Data listing:
· · · · ·

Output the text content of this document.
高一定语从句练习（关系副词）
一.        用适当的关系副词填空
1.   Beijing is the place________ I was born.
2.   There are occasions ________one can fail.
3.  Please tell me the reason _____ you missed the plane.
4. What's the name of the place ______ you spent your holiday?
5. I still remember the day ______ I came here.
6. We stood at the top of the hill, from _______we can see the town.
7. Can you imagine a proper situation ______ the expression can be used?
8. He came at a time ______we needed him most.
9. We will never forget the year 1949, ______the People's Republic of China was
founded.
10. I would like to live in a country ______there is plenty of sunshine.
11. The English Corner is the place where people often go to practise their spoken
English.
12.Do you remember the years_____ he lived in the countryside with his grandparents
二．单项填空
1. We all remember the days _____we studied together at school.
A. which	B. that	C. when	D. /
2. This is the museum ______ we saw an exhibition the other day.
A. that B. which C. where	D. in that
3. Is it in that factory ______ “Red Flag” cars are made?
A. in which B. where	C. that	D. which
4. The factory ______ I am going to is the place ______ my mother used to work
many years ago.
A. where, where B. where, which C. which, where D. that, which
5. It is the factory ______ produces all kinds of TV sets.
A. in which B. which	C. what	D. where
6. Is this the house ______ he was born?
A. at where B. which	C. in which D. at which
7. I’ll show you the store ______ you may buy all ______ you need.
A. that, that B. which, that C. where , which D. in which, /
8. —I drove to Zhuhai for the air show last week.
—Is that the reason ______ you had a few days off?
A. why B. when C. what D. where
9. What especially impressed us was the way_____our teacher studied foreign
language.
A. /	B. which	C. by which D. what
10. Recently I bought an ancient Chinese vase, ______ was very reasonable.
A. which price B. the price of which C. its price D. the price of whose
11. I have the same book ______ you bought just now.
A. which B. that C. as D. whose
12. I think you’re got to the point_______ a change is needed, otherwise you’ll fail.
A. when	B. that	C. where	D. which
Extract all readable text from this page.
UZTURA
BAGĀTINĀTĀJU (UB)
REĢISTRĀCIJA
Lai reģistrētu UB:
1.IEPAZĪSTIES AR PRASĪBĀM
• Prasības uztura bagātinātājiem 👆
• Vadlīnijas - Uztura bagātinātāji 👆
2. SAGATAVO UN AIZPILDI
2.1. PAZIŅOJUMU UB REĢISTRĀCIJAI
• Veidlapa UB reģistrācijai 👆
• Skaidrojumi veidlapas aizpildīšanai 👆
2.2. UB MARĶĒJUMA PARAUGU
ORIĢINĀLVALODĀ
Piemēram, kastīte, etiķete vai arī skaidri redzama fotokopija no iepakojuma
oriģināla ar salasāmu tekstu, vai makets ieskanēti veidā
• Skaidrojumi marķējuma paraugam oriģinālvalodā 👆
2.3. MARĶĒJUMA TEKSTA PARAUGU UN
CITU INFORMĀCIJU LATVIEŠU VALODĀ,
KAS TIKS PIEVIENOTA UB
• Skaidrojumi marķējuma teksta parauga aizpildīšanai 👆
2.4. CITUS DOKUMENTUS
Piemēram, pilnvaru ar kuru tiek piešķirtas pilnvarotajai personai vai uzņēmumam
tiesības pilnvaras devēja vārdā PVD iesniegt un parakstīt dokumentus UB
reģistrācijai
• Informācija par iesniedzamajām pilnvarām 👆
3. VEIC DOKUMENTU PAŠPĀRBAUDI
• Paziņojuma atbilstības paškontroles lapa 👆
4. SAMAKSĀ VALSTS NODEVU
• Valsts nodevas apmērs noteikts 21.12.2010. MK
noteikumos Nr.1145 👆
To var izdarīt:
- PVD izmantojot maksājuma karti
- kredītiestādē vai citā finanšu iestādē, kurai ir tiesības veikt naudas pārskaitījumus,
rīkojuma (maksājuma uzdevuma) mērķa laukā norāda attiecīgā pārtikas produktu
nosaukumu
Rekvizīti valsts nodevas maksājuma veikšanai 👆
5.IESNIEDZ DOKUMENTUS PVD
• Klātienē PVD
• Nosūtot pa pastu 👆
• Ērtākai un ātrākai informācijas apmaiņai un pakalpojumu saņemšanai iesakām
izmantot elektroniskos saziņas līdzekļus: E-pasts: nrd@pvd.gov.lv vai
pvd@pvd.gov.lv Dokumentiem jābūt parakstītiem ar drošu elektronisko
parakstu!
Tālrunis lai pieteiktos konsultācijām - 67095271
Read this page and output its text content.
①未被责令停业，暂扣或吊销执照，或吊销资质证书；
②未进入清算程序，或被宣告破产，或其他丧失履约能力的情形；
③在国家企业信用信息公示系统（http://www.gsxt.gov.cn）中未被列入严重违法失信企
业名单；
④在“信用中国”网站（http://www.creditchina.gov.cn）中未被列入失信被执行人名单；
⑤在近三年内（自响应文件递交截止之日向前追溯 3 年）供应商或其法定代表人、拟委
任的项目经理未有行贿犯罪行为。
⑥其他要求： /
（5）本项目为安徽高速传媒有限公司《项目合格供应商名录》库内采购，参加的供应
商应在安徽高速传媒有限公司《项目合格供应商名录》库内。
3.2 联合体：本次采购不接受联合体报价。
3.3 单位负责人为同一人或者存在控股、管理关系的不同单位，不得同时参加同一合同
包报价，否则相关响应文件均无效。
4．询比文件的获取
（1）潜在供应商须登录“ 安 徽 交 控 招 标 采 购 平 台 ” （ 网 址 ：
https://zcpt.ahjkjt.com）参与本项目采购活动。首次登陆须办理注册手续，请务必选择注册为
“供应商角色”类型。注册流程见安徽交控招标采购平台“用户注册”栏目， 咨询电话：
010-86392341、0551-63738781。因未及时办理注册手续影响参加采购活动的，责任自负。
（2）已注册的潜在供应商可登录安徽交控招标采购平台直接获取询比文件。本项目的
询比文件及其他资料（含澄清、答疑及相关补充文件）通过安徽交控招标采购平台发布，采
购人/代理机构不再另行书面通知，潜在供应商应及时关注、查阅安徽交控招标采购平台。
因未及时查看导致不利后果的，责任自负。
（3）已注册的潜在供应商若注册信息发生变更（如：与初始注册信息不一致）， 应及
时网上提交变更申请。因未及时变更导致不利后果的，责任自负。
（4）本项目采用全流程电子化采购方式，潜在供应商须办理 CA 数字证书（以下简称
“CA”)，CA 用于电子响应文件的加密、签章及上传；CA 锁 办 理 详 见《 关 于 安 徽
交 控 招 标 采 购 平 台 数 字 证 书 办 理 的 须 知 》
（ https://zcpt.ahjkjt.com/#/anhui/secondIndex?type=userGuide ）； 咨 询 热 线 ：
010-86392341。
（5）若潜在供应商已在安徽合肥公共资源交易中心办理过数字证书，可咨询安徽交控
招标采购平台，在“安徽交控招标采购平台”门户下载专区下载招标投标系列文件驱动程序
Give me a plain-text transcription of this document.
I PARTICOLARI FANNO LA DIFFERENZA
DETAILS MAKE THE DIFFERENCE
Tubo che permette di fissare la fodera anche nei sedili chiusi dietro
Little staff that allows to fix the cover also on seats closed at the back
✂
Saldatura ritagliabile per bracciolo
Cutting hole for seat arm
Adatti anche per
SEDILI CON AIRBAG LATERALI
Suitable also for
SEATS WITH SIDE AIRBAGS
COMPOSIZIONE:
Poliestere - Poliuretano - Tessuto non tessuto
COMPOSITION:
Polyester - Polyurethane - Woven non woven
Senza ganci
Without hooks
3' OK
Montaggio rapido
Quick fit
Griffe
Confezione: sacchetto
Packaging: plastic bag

· · · · ·

Written task: Print all of the entries exactly as they are written.

Written solution:
Output the text content of this document.
高一定语从句练习（关系副词）
一.        用适当的关系副词填空
1.   Beijing is the place________ I was born.
2.   There are occasions ________one can fail.
3.  Please tell me the reason _____ you missed the plane.
4. What's the name of the place ______ you spent your holiday?
5. I still remember the day ______ I came here.
6. We stood at the top of the hill, from _______we can see the town.
7. Can you imagine a proper situation ______ the expression can be used?
8. He came at a time ______we needed him most.
9. We will never forget the year 1949, ______the People's Republic of China was
founded.
10. I would like to live in a country ______there is plenty of sunshine.
11. The English Corner is the place where people often go to practise their spoken
English.
12.Do you remember the years_____ he lived in the countryside with his grandparents
二．单项填空
1. We all remember the days _____we studied together at school.
A. which	B. that	C. when	D. /
2. This is the museum ______ we saw an exhibition the other day.
A. that B. which C. where	D. in that
3. Is it in that factory ______ “Red Flag” cars are made?
A. in which B. where	C. that	D. which
4. The factory ______ I am going to is the place ______ my mother used to work
many years ago.
A. where, where B. where, which C. which, where D. that, which
5. It is the factory ______ produces all kinds of TV sets.
A. in which B. which	C. what	D. where
6. Is this the house ______ he was born?
A. at where B. which	C. in which D. at which
7. I’ll show you the store ______ you may buy all ______ you need.
A. that, that B. which, that C. where , which D. in which, /
8. —I drove to Zhuhai for the air show last week.
—Is that the reason ______ you had a few days off?
A. why B. when C. what D. where
9. What especially impressed us was the way_____our teacher studied foreign
language.
A. /	B. which	C. by which D. what
10. Recently I bought an ancient Chinese vase, ______ was very reasonable.
A. which price B. the price of which C. its price D. the price of whose
11. I have the same book ______ you bought just now.
A. which B. that C. as D. whose
12. I think you’re got to the point_______ a change is needed, otherwise you’ll fail.
A. when	B. that	C. where	D. which
Extract all readable text from this page.
UZTURA
BAGĀTINĀTĀJU (UB)
REĢISTRĀCIJA
Lai reģistrētu UB:
1.IEPAZĪSTIES AR PRASĪBĀM
• Prasības uztura bagātinātājiem 👆
• Vadlīnijas - Uztura bagātinātāji 👆
2. SAGATAVO UN AIZPILDI
2.1. PAZIŅOJUMU UB REĢISTRĀCIJAI
• Veidlapa UB reģistrācijai 👆
• Skaidrojumi veidlapas aizpildīšanai 👆
2.2. UB MARĶĒJUMA PARAUGU
ORIĢINĀLVALODĀ
Piemēram, kastīte, etiķete vai arī skaidri redzama fotokopija no iepakojuma
oriģināla ar salasāmu tekstu, vai makets ieskanēti veidā
• Skaidrojumi marķējuma paraugam oriģinālvalodā 👆
2.3. MARĶĒJUMA TEKSTA PARAUGU UN
CITU INFORMĀCIJU LATVIEŠU VALODĀ,
KAS TIKS PIEVIENOTA UB
• Skaidrojumi marķējuma teksta parauga aizpildīšanai 👆
2.4. CITUS DOKUMENTUS
Piemēram, pilnvaru ar kuru tiek piešķirtas pilnvarotajai personai vai uzņēmumam
tiesības pilnvaras devēja vārdā PVD iesniegt un parakstīt dokumentus UB
reģistrācijai
• Informācija par iesniedzamajām pilnvarām 👆
3. VEIC DOKUMENTU PAŠPĀRBAUDI
• Paziņojuma atbilstības paškontroles lapa 👆
4. SAMAKSĀ VALSTS NODEVU
• Valsts nodevas apmērs noteikts 21.12.2010. MK
noteikumos Nr.1145 👆
To var izdarīt:
- PVD izmantojot maksājuma karti
- kredītiestādē vai citā finanšu iestādē, kurai ir tiesības veikt naudas pārskaitījumus,
rīkojuma (maksājuma uzdevuma) mērķa laukā norāda attiecīgā pārtikas produktu
nosaukumu
Rekvizīti valsts nodevas maksājuma veikšanai 👆
5.IESNIEDZ DOKUMENTUS PVD
• Klātienē PVD
• Nosūtot pa pastu 👆
• Ērtākai un ātrākai informācijas apmaiņai un pakalpojumu saņemšanai iesakām
izmantot elektroniskos saziņas līdzekļus: E-pasts: nrd@pvd.gov.lv vai
pvd@pvd.gov.lv Dokumentiem jābūt parakstītiem ar drošu elektronisko
parakstu!
Tālrunis lai pieteiktos konsultācijām - 67095271
Read this page and output its text content.
①未被责令停业，暂扣或吊销执照，或吊销资质证书；
②未进入清算程序，或被宣告破产，或其他丧失履约能力的情形；
③在国家企业信用信息公示系统（http://www.gsxt.gov.cn）中未被列入严重违法失信企
业名单；
④在“信用中国”网站（http://www.creditchina.gov.cn）中未被列入失信被执行人名单；
⑤在近三年内（自响应文件递交截止之日向前追溯 3 年）供应商或其法定代表人、拟委
任的项目经理未有行贿犯罪行为。
⑥其他要求： /
（5）本项目为安徽高速传媒有限公司《项目合格供应商名录》库内采购，参加的供应
商应在安徽高速传媒有限公司《项目合格供应商名录》库内。
3.2 联合体：本次采购不接受联合体报价。
3.3 单位负责人为同一人或者存在控股、管理关系的不同单位，不得同时参加同一合同
包报价，否则相关响应文件均无效。
4．询比文件的获取
（1）潜在供应商须登录“ 安 徽 交 控 招 标 采 购 平 台 ” （ 网 址 ：
https://zcpt.ahjkjt.com）参与本项目采购活动。首次登陆须办理注册手续，请务必选择注册为
“供应商角色”类型。注册流程见安徽交控招标采购平台“用户注册”栏目， 咨询电话：
010-86392341、0551-63738781。因未及时办理注册手续影响参加采购活动的，责任自负。
（2）已注册的潜在供应商可登录安徽交控招标采购平台直接获取询比文件。本项目的
询比文件及其他资料（含澄清、答疑及相关补充文件）通过安徽交控招标采购平台发布，采
购人/代理机构不再另行书面通知，潜在供应商应及时关注、查阅安徽交控招标采购平台。
因未及时查看导致不利后果的，责任自负。
（3）已注册的潜在供应商若注册信息发生变更（如：与初始注册信息不一致）， 应及
时网上提交变更申请。因未及时变更导致不利后果的，责任自负。
（4）本项目采用全流程电子化采购方式，潜在供应商须办理 CA 数字证书（以下简称
“CA”)，CA 用于电子响应文件的加密、签章及上传；CA 锁 办 理 详 见《 关 于 安 徽
交 控 招 标 采 购 平 台 数 字 证 书 办 理 的 须 知 》
（ https://zcpt.ahjkjt.com/#/anhui/secondIndex?type=userGuide ）； 咨 询 热 线 ：
010-86392341。
（5）若潜在供应商已在安徽合肥公共资源交易中心办理过数字证书，可咨询安徽交控
招标采购平台，在“安徽交控招标采购平台”门户下载专区下载招标投标系列文件驱动程序
Give me a plain-text transcription of this document.
I PARTICOLARI FANNO LA DIFFERENZA
DETAILS MAKE THE DIFFERENCE
Tubo che permette di fissare la fodera anche nei sedili chiusi dietro
Little staff that allows to fix the cover also on seats closed at the back
✂
Saldatura ritagliabile per bracciolo
Cutting hole for seat arm
Adatti anche per
SEDILI CON AIRBAG LATERALI
Suitable also for
SEATS WITH SIDE AIRBAGS
COMPOSIZIONE:
Poliestere - Poliuretano - Tessuto non tessuto
COMPOSITION:
Polyester - Polyurethane - Woven non woven
Senza ganci
Without hooks
3' OK
Montaggio rapido
Quick fit
Griffe
Confezione: sacchetto
Packaging: plastic bag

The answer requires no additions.